Copy each line in the data that includes the word "structured".

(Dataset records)

────────────────────

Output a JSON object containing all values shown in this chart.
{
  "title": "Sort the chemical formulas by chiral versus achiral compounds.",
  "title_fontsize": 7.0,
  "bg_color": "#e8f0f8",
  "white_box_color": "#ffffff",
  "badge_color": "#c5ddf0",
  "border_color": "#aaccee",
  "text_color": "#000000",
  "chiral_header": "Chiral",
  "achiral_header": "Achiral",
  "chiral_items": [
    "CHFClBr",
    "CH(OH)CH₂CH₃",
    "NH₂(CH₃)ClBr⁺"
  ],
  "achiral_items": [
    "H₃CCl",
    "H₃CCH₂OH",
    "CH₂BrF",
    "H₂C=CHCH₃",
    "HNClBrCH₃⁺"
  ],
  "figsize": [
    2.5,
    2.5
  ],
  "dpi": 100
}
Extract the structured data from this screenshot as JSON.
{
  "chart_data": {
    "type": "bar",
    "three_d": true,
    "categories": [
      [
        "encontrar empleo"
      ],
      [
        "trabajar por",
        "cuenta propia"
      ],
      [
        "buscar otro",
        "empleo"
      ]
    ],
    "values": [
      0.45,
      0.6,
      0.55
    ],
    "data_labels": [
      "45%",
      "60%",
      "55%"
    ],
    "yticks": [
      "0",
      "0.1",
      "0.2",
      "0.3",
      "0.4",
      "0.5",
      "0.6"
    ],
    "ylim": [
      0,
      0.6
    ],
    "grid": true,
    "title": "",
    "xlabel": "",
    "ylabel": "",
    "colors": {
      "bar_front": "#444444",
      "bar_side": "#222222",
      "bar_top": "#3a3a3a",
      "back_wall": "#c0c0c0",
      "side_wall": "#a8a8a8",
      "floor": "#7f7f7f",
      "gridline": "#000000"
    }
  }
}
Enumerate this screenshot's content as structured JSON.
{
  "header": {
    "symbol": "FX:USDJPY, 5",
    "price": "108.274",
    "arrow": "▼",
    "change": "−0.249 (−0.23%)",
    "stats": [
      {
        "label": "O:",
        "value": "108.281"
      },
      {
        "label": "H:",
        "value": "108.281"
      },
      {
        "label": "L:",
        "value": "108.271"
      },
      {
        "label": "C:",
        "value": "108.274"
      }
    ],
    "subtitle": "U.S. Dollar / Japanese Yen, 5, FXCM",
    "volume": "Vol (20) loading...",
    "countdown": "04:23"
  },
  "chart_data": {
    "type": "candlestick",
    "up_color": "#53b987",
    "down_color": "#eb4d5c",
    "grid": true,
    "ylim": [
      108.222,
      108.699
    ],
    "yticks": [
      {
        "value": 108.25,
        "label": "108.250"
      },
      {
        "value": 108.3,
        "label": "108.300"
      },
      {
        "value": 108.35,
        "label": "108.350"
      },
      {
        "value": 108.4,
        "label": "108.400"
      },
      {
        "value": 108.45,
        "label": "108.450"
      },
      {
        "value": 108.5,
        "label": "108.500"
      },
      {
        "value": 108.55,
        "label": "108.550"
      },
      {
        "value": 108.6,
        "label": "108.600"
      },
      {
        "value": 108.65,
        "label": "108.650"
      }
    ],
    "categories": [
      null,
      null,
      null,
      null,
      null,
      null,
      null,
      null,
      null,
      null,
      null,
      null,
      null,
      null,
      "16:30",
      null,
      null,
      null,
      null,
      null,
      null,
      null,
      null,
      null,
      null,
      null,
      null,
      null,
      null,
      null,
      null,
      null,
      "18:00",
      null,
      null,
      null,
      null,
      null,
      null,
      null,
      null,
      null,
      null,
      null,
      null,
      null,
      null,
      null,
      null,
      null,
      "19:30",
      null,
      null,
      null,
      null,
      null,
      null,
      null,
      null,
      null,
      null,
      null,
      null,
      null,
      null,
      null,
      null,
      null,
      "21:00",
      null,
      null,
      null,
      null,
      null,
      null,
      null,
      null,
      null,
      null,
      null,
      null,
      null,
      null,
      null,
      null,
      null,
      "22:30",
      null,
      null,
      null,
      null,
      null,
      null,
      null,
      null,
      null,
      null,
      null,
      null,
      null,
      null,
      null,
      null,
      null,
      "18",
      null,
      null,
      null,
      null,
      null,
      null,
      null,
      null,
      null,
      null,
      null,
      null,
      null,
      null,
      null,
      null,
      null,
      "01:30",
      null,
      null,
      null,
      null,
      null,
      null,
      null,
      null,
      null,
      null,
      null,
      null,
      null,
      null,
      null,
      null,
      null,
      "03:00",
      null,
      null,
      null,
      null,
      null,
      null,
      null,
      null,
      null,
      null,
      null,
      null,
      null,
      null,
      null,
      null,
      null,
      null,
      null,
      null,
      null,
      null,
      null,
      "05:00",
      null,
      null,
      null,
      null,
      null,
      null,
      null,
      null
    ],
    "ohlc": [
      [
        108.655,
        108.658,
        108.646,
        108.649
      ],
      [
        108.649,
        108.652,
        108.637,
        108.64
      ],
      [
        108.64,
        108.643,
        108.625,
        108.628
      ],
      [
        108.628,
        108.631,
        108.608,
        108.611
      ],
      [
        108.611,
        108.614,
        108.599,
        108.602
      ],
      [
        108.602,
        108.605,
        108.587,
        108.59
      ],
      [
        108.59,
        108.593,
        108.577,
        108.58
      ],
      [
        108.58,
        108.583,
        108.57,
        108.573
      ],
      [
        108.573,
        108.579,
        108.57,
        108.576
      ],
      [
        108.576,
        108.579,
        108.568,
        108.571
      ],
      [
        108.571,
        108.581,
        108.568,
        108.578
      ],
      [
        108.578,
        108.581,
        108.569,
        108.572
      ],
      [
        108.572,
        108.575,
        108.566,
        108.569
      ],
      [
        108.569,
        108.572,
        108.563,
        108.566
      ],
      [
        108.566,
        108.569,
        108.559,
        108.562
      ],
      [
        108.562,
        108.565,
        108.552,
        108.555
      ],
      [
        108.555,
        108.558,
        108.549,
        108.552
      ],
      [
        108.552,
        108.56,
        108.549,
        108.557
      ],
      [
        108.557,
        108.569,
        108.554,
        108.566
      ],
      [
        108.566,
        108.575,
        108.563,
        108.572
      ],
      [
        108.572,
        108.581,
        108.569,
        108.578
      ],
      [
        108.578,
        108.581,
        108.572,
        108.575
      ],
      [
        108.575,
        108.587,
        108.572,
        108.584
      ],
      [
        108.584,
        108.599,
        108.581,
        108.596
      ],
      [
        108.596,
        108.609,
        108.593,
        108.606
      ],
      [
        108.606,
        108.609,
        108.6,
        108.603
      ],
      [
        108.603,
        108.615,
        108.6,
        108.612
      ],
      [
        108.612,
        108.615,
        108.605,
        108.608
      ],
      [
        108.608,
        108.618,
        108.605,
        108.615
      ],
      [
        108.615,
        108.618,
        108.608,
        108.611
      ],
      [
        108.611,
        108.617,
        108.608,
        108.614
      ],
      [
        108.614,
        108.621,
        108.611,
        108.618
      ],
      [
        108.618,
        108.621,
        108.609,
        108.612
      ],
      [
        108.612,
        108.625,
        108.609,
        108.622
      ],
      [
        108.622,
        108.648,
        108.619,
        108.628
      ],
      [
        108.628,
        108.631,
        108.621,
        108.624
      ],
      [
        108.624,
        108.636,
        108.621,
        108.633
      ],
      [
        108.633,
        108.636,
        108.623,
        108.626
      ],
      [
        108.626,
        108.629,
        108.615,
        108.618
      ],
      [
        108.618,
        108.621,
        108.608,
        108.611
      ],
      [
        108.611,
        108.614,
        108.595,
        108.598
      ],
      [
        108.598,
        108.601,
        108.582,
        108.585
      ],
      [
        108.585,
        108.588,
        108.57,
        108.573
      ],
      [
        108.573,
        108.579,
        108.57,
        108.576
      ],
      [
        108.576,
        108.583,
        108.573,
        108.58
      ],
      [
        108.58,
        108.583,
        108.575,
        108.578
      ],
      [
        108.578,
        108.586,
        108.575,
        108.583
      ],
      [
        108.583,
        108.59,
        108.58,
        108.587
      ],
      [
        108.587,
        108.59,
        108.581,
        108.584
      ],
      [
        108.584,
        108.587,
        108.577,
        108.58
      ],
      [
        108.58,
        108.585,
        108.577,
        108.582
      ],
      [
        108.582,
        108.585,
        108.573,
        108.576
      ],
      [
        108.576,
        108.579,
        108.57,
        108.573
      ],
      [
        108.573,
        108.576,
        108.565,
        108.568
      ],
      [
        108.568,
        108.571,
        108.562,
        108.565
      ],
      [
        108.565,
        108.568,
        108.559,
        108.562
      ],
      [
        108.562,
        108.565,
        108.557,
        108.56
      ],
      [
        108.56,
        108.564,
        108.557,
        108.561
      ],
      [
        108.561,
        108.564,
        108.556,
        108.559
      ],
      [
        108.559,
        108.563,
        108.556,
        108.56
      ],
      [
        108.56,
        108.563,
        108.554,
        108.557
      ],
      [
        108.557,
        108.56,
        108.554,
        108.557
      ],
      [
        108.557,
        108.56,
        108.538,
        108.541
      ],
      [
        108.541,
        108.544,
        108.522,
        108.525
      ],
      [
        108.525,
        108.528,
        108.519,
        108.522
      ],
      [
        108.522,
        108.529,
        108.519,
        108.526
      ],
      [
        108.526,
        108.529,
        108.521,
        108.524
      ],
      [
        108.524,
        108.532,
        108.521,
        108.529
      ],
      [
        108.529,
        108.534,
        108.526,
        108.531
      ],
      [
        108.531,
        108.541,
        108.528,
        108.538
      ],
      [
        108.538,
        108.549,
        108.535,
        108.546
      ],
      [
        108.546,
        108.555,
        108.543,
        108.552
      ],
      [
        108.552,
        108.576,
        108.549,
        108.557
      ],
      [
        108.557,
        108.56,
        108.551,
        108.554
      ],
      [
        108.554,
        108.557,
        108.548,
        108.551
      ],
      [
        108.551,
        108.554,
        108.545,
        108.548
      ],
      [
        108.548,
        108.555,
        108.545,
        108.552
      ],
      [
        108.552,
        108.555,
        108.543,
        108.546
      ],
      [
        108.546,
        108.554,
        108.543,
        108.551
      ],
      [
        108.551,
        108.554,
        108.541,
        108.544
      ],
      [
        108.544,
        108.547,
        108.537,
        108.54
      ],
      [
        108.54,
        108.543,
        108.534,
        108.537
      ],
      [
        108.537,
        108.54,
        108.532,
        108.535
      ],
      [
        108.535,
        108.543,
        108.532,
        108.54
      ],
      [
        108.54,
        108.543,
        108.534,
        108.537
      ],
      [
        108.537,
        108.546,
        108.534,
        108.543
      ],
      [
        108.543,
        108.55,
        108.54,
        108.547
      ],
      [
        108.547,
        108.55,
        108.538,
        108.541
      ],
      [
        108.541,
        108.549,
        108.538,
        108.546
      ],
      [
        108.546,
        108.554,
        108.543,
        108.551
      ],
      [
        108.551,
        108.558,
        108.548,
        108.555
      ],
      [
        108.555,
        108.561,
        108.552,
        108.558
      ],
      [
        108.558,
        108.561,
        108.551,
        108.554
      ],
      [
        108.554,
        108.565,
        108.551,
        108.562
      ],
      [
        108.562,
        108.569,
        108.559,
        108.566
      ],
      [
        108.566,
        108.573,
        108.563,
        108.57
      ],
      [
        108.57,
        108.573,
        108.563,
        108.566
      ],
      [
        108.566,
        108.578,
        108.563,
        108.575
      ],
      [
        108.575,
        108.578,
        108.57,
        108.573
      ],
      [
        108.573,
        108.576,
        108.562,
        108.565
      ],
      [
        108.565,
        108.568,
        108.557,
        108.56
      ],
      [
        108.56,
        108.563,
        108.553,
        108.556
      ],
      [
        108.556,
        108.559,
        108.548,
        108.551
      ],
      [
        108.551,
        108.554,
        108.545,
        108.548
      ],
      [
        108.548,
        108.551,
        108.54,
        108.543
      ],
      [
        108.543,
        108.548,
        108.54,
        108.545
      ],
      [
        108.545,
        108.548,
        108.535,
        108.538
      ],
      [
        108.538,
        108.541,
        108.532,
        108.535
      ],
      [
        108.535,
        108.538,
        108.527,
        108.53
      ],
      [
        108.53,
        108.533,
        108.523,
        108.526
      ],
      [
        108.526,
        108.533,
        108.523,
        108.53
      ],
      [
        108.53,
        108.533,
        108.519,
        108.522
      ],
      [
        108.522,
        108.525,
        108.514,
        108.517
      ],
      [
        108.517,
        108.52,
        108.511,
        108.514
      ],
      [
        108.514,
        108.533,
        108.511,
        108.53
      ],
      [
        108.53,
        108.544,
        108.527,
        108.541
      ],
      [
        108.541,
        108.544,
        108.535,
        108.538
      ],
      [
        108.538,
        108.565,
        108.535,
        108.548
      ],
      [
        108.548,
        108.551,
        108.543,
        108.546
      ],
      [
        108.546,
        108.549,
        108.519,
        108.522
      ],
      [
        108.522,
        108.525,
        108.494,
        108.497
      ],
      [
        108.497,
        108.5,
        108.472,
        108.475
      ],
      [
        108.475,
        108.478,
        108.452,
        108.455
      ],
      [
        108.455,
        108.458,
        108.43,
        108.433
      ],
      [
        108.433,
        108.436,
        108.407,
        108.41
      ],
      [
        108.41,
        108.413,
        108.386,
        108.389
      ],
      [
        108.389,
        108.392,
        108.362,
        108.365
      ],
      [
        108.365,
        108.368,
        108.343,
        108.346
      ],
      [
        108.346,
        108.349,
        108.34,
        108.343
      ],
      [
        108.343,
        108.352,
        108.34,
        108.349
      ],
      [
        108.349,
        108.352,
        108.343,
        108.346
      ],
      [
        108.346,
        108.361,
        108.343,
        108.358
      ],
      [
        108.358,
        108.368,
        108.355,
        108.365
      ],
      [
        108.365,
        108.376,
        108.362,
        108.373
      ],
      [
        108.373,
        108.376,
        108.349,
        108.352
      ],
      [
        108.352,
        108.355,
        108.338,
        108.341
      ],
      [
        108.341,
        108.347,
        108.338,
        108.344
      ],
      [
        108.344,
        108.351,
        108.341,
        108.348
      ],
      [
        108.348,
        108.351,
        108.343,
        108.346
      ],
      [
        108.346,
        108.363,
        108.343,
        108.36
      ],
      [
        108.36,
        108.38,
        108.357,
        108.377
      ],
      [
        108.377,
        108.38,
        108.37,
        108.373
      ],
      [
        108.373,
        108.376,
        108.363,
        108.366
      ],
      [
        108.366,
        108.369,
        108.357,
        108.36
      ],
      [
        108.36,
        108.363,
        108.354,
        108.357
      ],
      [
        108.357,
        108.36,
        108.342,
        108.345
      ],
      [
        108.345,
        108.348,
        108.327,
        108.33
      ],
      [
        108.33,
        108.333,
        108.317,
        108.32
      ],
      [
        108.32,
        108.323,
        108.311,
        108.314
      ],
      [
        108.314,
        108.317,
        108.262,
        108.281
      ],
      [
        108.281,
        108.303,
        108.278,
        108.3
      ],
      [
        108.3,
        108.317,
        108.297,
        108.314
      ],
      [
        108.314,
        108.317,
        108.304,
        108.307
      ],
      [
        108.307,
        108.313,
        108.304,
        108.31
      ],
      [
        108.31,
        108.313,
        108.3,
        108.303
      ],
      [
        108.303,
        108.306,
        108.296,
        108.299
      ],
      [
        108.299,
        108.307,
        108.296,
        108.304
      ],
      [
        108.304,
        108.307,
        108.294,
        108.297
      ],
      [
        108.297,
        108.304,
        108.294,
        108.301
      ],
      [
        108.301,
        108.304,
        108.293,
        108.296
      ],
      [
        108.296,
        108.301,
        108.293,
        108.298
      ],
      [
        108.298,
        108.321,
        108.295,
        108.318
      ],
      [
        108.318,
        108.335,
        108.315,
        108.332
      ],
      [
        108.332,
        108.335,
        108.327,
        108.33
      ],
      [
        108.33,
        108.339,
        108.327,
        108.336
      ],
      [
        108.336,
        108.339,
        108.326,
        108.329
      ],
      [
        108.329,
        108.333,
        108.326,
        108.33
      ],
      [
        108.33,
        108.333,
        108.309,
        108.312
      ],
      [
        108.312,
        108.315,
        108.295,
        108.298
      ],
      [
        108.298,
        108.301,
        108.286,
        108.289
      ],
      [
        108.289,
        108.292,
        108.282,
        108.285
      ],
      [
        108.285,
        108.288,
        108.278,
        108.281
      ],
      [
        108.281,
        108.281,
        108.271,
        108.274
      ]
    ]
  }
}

────────────────────

Response
Extract the structured data from this screenshot as JSON.
Enumerate this screenshot's content as structured JSON.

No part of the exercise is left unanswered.